* [Goal of the exercise]:
From the listing below, pull out the lines that hold "xlabel".

* [Items]:
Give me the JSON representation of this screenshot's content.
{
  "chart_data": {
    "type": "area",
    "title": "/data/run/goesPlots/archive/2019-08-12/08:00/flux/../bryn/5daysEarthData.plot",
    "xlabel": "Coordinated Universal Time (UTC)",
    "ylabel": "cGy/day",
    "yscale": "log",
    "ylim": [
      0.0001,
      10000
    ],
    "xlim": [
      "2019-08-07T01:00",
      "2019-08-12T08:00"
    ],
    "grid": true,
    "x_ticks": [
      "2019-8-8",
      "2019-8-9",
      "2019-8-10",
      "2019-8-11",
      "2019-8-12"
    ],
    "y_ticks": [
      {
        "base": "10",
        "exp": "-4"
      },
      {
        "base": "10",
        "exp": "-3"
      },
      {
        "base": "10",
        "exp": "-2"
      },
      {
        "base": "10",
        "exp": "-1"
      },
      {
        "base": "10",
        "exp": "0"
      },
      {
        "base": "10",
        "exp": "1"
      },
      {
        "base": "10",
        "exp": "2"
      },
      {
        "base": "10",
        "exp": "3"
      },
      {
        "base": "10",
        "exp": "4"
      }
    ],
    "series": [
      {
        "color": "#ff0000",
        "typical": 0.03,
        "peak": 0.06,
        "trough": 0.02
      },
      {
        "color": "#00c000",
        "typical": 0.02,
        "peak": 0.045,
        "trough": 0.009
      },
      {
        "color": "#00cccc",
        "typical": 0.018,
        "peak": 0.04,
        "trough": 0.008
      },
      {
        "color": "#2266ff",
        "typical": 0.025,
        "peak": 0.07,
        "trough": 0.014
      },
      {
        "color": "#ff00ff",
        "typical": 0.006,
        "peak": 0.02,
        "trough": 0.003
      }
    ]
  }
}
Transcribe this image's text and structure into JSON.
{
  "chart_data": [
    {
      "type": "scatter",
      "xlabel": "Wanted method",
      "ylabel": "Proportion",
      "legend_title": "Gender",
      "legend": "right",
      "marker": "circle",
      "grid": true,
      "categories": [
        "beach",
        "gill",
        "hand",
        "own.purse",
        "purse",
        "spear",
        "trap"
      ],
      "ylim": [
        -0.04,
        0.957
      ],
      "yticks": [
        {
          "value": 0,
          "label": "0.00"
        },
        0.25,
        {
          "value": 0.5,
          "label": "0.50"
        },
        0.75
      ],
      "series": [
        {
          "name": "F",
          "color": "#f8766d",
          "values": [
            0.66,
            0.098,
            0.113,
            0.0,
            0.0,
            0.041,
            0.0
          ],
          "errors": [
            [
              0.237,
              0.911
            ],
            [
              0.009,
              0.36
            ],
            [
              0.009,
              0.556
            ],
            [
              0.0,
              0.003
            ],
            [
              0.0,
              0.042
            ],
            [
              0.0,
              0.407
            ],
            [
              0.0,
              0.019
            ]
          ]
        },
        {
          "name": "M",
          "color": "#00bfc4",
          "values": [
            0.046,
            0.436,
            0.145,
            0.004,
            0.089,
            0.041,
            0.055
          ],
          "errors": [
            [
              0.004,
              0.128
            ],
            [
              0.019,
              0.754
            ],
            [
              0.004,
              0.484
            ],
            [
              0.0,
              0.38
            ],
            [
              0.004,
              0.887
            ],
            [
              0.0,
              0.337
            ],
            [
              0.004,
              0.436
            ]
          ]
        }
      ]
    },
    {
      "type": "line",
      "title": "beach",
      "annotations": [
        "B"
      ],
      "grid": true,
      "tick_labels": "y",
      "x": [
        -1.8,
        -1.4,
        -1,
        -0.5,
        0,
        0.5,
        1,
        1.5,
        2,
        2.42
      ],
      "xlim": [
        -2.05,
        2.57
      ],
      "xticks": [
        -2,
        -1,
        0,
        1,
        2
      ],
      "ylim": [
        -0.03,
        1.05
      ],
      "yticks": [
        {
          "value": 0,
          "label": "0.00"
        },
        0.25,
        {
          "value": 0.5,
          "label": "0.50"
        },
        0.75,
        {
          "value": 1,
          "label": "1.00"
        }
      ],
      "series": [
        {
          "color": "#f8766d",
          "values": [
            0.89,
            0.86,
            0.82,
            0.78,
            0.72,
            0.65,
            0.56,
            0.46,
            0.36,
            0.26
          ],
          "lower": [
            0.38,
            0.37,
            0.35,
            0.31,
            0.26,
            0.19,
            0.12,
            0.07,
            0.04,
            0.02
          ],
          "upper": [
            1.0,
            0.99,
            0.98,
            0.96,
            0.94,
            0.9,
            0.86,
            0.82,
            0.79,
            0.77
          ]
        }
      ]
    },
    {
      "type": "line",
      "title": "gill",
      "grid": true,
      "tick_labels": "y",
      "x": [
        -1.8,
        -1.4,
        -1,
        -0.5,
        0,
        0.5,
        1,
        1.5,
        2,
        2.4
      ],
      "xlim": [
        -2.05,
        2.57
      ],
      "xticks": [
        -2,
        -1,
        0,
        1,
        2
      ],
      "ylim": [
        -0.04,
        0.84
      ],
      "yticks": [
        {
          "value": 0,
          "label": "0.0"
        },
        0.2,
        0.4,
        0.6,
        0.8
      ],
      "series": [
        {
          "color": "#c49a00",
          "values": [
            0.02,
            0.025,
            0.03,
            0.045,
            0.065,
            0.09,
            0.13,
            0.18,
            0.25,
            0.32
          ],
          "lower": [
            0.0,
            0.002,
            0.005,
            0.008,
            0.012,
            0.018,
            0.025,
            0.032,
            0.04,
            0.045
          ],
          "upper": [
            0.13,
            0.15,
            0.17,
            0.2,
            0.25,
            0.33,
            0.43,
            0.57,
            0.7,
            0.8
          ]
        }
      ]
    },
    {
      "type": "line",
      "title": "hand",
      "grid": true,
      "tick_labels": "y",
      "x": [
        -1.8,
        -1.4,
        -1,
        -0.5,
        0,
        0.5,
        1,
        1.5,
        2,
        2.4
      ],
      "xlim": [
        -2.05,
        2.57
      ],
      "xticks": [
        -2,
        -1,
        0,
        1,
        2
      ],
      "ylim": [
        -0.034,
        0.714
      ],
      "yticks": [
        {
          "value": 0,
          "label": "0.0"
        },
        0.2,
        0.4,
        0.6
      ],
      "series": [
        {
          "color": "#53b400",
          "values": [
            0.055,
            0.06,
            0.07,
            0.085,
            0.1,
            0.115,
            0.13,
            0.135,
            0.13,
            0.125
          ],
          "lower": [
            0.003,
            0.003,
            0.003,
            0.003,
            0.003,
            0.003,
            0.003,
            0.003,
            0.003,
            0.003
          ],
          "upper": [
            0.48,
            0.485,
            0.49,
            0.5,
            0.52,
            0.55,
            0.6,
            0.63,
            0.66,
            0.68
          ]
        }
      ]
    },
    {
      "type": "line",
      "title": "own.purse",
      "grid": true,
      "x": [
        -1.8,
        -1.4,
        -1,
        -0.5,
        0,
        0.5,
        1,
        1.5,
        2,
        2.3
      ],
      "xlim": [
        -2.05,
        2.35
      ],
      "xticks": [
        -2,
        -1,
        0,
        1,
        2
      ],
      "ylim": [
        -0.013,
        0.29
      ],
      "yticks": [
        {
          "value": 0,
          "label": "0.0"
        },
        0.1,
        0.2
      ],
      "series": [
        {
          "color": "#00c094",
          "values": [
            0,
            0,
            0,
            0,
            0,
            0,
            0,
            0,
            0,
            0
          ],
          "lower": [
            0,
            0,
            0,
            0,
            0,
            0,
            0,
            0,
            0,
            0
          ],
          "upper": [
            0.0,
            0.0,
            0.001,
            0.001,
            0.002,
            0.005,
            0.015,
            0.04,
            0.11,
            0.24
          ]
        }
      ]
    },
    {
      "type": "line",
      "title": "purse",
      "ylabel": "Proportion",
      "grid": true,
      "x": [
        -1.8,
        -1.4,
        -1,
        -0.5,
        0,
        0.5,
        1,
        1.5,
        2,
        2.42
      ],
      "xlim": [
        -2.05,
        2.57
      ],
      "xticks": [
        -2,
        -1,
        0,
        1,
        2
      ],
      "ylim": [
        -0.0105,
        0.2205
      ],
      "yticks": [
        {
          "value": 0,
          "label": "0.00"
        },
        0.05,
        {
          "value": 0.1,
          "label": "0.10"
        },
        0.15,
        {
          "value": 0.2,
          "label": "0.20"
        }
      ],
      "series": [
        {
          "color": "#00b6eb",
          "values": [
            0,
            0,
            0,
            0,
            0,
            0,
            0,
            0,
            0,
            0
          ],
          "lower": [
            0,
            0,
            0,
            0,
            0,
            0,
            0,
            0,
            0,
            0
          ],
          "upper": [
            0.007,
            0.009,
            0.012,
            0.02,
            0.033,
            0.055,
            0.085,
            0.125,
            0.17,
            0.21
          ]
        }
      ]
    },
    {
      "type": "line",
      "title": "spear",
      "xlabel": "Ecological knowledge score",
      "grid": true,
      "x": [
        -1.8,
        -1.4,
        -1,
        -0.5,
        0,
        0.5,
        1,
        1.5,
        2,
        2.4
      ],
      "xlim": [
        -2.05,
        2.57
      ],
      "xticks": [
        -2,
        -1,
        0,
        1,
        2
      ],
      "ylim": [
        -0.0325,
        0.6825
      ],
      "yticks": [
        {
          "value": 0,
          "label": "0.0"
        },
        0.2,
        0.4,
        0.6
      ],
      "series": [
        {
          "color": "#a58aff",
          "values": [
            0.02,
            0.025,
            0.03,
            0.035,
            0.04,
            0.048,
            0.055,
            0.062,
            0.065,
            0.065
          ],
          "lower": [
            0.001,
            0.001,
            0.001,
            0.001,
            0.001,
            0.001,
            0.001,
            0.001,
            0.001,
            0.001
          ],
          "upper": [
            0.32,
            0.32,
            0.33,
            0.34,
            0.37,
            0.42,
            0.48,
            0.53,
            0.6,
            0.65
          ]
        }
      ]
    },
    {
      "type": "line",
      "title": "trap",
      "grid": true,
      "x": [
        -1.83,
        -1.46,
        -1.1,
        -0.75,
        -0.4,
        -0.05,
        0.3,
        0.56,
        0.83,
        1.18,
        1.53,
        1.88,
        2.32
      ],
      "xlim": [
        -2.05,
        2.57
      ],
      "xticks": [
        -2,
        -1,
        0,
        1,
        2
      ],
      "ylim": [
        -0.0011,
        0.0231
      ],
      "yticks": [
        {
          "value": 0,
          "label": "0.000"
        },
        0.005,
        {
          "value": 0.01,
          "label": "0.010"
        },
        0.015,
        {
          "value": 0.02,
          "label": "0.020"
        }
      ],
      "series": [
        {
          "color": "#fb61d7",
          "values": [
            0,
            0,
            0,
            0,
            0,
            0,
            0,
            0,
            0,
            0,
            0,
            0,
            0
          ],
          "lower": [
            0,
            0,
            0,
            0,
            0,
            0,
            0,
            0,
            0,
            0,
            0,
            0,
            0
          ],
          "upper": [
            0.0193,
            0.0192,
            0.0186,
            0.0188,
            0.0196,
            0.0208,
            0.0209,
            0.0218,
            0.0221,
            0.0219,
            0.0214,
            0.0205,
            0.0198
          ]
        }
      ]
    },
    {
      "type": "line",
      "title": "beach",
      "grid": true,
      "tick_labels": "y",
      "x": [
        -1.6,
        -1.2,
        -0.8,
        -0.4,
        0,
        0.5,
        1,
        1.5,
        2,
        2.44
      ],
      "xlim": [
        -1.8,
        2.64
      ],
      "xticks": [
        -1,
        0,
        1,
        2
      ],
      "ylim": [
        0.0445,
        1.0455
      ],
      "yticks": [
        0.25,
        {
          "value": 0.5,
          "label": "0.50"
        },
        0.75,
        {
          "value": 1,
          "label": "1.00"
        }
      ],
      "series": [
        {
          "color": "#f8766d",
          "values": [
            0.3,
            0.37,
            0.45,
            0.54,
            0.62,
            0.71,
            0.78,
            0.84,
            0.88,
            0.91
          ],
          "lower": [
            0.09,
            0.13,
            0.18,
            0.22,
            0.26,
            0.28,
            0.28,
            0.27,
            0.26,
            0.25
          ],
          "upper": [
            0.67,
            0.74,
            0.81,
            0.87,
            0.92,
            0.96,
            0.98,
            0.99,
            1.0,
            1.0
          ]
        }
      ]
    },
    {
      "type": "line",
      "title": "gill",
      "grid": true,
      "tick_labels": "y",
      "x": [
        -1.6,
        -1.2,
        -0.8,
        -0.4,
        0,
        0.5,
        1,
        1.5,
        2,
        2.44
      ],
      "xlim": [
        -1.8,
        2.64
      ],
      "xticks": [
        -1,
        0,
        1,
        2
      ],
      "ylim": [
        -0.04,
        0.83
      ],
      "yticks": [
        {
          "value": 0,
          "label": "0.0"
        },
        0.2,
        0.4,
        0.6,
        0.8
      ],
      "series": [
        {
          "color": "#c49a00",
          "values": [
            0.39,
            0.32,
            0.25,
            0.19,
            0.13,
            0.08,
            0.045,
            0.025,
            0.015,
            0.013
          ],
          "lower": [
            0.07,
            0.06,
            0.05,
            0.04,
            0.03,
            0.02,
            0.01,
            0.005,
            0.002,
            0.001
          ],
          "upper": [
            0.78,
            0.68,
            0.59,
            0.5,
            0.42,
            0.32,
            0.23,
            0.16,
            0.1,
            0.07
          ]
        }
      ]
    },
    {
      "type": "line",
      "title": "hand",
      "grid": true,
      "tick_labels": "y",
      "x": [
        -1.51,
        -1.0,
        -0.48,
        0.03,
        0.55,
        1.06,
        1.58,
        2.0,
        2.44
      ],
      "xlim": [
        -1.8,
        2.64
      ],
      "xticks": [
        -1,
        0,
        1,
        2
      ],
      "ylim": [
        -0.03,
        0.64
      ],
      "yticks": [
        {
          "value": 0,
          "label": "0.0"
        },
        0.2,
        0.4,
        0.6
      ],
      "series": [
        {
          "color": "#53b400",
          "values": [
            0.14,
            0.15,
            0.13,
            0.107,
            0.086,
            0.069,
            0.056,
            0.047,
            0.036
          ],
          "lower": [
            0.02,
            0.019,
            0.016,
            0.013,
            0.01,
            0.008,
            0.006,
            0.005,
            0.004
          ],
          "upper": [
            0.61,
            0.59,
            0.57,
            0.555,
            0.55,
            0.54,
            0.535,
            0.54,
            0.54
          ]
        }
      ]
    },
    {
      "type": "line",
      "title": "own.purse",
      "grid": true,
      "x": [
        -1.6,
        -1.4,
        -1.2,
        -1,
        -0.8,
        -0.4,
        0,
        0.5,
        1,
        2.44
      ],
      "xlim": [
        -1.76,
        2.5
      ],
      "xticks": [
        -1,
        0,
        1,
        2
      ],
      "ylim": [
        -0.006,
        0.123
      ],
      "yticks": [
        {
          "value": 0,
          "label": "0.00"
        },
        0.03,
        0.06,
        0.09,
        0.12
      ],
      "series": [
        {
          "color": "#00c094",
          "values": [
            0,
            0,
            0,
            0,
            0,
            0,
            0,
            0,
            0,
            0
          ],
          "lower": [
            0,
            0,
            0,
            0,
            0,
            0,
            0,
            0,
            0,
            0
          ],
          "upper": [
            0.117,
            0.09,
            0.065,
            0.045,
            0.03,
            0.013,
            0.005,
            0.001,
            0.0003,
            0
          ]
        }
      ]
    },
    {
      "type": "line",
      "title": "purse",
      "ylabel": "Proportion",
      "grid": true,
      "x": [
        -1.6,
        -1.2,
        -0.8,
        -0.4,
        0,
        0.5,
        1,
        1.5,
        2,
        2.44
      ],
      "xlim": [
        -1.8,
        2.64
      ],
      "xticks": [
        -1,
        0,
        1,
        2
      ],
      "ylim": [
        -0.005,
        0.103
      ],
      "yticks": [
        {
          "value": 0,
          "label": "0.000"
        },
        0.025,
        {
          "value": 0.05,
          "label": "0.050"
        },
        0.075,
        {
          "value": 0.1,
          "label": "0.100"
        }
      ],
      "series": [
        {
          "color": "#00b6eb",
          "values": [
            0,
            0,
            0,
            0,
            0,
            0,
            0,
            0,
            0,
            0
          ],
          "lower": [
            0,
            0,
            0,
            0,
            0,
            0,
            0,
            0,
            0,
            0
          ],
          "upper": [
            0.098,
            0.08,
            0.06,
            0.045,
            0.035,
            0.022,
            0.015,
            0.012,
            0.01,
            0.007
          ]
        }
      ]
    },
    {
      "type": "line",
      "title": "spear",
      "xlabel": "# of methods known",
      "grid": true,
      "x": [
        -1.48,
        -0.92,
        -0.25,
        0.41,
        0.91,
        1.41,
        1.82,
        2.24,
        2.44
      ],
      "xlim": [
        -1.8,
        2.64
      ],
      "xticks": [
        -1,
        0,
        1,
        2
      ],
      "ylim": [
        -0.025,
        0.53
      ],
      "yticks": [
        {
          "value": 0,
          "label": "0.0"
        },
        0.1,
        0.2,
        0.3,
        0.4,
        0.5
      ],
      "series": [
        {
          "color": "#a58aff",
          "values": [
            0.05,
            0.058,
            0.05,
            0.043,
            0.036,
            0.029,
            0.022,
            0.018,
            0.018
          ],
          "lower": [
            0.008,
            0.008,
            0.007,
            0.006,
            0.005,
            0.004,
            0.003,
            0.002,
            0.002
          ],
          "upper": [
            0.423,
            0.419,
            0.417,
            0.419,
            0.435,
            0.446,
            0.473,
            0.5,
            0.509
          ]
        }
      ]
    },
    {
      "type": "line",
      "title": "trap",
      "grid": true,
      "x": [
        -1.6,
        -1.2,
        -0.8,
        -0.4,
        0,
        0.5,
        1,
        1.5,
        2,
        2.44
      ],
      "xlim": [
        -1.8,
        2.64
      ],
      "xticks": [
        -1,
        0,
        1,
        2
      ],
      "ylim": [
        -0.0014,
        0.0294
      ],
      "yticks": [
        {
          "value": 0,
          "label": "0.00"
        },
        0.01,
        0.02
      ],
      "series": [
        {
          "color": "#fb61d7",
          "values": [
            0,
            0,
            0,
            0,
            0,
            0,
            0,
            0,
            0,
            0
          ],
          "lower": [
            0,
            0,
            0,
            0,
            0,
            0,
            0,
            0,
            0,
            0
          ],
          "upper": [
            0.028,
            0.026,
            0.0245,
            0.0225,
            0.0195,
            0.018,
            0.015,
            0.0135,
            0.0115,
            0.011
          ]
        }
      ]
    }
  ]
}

* [Exercise output]:
    "xlabel": "Coordinated Universal Time (UTC)",
      "xlabel": "Wanted method",
      "xlabel": "Ecological knowledge score",
      "xlabel": "# of methods known",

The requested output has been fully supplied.